* begin Listed entries *

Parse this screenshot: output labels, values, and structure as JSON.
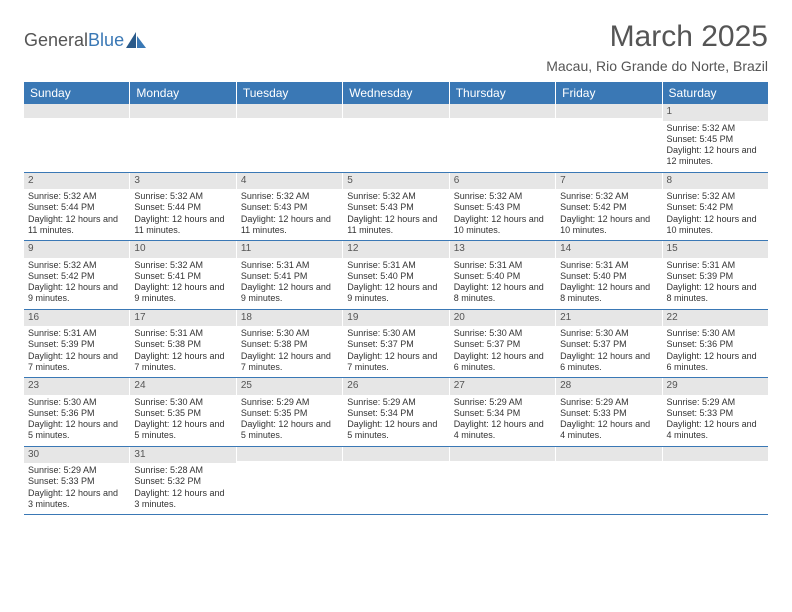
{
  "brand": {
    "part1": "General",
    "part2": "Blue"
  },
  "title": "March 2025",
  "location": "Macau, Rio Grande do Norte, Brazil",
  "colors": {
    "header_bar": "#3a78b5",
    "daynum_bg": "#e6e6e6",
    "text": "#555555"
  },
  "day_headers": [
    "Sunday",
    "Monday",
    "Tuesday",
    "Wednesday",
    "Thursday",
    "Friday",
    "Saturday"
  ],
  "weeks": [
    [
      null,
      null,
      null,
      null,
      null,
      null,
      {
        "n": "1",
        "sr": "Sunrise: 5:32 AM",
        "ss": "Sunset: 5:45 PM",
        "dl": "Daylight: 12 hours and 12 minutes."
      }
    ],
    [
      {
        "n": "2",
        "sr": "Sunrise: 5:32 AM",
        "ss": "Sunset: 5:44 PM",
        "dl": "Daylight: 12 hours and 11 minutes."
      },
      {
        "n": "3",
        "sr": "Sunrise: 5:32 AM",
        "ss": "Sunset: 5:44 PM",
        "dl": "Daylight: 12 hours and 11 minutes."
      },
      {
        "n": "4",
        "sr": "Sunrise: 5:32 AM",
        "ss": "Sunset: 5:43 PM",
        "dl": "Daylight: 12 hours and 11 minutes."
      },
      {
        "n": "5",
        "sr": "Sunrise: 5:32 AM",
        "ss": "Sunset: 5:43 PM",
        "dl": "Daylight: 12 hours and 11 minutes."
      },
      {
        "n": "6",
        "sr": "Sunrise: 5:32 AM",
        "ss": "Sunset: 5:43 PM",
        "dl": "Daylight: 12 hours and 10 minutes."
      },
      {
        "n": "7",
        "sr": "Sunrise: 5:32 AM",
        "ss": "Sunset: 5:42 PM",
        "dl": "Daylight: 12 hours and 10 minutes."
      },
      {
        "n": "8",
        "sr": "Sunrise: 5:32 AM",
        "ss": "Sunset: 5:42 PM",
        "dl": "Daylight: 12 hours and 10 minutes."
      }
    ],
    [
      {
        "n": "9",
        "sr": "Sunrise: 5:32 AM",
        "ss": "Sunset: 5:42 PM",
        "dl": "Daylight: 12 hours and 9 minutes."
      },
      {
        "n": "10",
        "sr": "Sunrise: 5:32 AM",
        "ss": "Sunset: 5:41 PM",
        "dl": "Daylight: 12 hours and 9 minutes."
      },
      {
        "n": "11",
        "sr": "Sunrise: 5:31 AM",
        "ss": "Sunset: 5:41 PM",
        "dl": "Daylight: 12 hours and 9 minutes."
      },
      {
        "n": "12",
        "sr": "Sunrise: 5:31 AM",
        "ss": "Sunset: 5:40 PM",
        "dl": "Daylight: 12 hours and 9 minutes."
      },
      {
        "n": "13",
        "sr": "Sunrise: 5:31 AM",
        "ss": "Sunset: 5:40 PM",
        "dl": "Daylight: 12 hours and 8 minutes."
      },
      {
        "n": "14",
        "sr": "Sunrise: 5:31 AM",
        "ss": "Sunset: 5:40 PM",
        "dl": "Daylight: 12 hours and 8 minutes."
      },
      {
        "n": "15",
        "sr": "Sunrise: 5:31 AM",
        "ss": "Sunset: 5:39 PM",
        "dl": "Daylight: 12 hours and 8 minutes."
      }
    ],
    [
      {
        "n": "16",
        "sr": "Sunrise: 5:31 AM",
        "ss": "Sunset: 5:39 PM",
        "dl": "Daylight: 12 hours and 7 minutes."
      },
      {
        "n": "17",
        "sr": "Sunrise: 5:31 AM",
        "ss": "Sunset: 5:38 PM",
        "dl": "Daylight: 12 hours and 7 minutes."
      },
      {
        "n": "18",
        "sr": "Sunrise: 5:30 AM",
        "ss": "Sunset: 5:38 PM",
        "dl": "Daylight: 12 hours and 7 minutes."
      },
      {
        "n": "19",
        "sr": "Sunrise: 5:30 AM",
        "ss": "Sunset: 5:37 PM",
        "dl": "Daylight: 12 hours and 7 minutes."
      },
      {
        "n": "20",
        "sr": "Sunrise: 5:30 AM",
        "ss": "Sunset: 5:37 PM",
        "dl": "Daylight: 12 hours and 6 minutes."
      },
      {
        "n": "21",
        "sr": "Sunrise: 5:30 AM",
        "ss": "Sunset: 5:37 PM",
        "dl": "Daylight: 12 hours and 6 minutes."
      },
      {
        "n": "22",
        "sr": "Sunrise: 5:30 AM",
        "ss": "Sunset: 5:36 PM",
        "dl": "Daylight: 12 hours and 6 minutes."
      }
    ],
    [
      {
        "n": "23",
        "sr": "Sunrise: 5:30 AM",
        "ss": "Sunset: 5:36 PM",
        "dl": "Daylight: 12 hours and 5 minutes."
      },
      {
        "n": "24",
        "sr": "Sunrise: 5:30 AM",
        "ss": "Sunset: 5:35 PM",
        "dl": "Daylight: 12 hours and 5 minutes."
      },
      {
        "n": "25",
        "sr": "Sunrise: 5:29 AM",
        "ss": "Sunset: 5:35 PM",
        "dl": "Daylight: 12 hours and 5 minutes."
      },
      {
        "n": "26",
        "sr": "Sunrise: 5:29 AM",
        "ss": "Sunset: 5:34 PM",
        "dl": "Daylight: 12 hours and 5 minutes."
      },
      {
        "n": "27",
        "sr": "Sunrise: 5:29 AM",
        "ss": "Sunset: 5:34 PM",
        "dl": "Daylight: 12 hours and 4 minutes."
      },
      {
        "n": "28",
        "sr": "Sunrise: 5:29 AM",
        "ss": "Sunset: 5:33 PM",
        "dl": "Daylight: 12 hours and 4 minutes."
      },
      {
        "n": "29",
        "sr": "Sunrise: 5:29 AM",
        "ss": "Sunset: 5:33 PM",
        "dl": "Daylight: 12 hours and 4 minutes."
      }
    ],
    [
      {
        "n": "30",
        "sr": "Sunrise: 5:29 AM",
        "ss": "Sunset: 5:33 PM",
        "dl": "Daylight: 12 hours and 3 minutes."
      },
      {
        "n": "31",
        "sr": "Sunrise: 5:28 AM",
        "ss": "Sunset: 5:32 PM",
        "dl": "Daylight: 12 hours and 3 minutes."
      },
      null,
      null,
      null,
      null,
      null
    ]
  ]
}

* end Listed entries *

### Required work
Give back all entries exactly. No pictures belong in the copy.

### Response
Parse this screenshot: output labels, values, and structure as JSON.
{
  "brand": {
    "part1": "General",
    "part2": "Blue"
  },
  "title": "March 2025",
  "location": "Macau, Rio Grande do Norte, Brazil",
  "colors": {
    "header_bar": "#3a78b5",
    "daynum_bg": "#e6e6e6",
    "text": "#555555"
  },
  "day_headers": [
    "Sunday",
    "Monday",
    "Tuesday",
    "Wednesday",
    "Thursday",
    "Friday",
    "Saturday"
  ],
  "weeks": [
    [
      null,
      null,
      null,
      null,
      null,
      null,
      {
        "n": "1",
        "sr": "Sunrise: 5:32 AM",
        "ss": "Sunset: 5:45 PM",
        "dl": "Daylight: 12 hours and 12 minutes."
      }
    ],
    [
      {
        "n": "2",
        "sr": "Sunrise: 5:32 AM",
        "ss": "Sunset: 5:44 PM",
        "dl": "Daylight: 12 hours and 11 minutes."
      },
      {
        "n": "3",
        "sr": "Sunrise: 5:32 AM",
        "ss": "Sunset: 5:44 PM",
        "dl": "Daylight: 12 hours and 11 minutes."
      },
      {
        "n": "4",
        "sr": "Sunrise: 5:32 AM",
        "ss": "Sunset: 5:43 PM",
        "dl": "Daylight: 12 hours and 11 minutes."
      },
      {
        "n": "5",
        "sr": "Sunrise: 5:32 AM",
        "ss": "Sunset: 5:43 PM",
        "dl": "Daylight: 12 hours and 11 minutes."
      },
      {
        "n": "6",
        "sr": "Sunrise: 5:32 AM",
        "ss": "Sunset: 5:43 PM",
        "dl": "Daylight: 12 hours and 10 minutes."
      },
      {
        "n": "7",
        "sr": "Sunrise: 5:32 AM",
        "ss": "Sunset: 5:42 PM",
        "dl": "Daylight: 12 hours and 10 minutes."
      },
      {
        "n": "8",
        "sr": "Sunrise: 5:32 AM",
        "ss": "Sunset: 5:42 PM",
        "dl": "Daylight: 12 hours and 10 minutes."
      }
    ],
    [
      {
        "n": "9",
        "sr": "Sunrise: 5:32 AM",
        "ss": "Sunset: 5:42 PM",
        "dl": "Daylight: 12 hours and 9 minutes."
      },
      {
        "n": "10",
        "sr": "Sunrise: 5:32 AM",
        "ss": "Sunset: 5:41 PM",
        "dl": "Daylight: 12 hours and 9 minutes."
      },
      {
        "n": "11",
        "sr": "Sunrise: 5:31 AM",
        "ss": "Sunset: 5:41 PM",
        "dl": "Daylight: 12 hours and 9 minutes."
      },
      {
        "n": "12",
        "sr": "Sunrise: 5:31 AM",
        "ss": "Sunset: 5:40 PM",
        "dl": "Daylight: 12 hours and 9 minutes."
      },
      {
        "n": "13",
        "sr": "Sunrise: 5:31 AM",
        "ss": "Sunset: 5:40 PM",
        "dl": "Daylight: 12 hours and 8 minutes."
      },
      {
        "n": "14",
        "sr": "Sunrise: 5:31 AM",
        "ss": "Sunset: 5:40 PM",
        "dl": "Daylight: 12 hours and 8 minutes."
      },
      {
        "n": "15",
        "sr": "Sunrise: 5:31 AM",
        "ss": "Sunset: 5:39 PM",
        "dl": "Daylight: 12 hours and 8 minutes."
      }
    ],
    [
      {
        "n": "16",
        "sr": "Sunrise: 5:31 AM",
        "ss": "Sunset: 5:39 PM",
        "dl": "Daylight: 12 hours and 7 minutes."
      },
      {
        "n": "17",
        "sr": "Sunrise: 5:31 AM",
        "ss": "Sunset: 5:38 PM",
        "dl": "Daylight: 12 hours and 7 minutes."
      },
      {
        "n": "18",
        "sr": "Sunrise: 5:30 AM",
        "ss": "Sunset: 5:38 PM",
        "dl": "Daylight: 12 hours and 7 minutes."
      },
      {
        "n": "19",
        "sr": "Sunrise: 5:30 AM",
        "ss": "Sunset: 5:37 PM",
        "dl": "Daylight: 12 hours and 7 minutes."
      },
      {
        "n": "20",
        "sr": "Sunrise: 5:30 AM",
        "ss": "Sunset: 5:37 PM",
        "dl": "Daylight: 12 hours and 6 minutes."
      },
      {
        "n": "21",
        "sr": "Sunrise: 5:30 AM",
        "ss": "Sunset: 5:37 PM",
        "dl": "Daylight: 12 hours and 6 minutes."
      },
      {
        "n": "22",
        "sr": "Sunrise: 5:30 AM",
        "ss": "Sunset: 5:36 PM",
        "dl": "Daylight: 12 hours and 6 minutes."
      }
    ],
    [
      {
        "n": "23",
        "sr": "Sunrise: 5:30 AM",
        "ss": "Sunset: 5:36 PM",
        "dl": "Daylight: 12 hours and 5 minutes."
      },
      {
        "n": "24",
        "sr": "Sunrise: 5:30 AM",
        "ss": "Sunset: 5:35 PM",
        "dl": "Daylight: 12 hours and 5 minutes."
      },
      {
        "n": "25",
        "sr": "Sunrise: 5:29 AM",
        "ss": "Sunset: 5:35 PM",
        "dl": "Daylight: 12 hours and 5 minutes."
      },
      {
        "n": "26",
        "sr": "Sunrise: 5:29 AM",
        "ss": "Sunset: 5:34 PM",
        "dl": "Daylight: 12 hours and 5 minutes."
      },
      {
        "n": "27",
        "sr": "Sunrise: 5:29 AM",
        "ss": "Sunset: 5:34 PM",
        "dl": "Daylight: 12 hours and 4 minutes."
      },
      {
        "n": "28",
        "sr": "Sunrise: 5:29 AM",
        "ss": "Sunset: 5:33 PM",
        "dl": "Daylight: 12 hours and 4 minutes."
      },
      {
        "n": "29",
        "sr": "Sunrise: 5:29 AM",
        "ss": "Sunset: 5:33 PM",
        "dl": "Daylight: 12 hours and 4 minutes."
      }
    ],
    [
      {
        "n": "30",
        "sr": "Sunrise: 5:29 AM",
        "ss": "Sunset: 5:33 PM",
        "dl": "Daylight: 12 hours and 3 minutes."
      },
      {
        "n": "31",
        "sr": "Sunrise: 5:28 AM",
        "ss": "Sunset: 5:32 PM",
        "dl": "Daylight: 12 hours and 3 minutes."
      },
      null,
      null,
      null,
      null,
      null
    ]
  ]
}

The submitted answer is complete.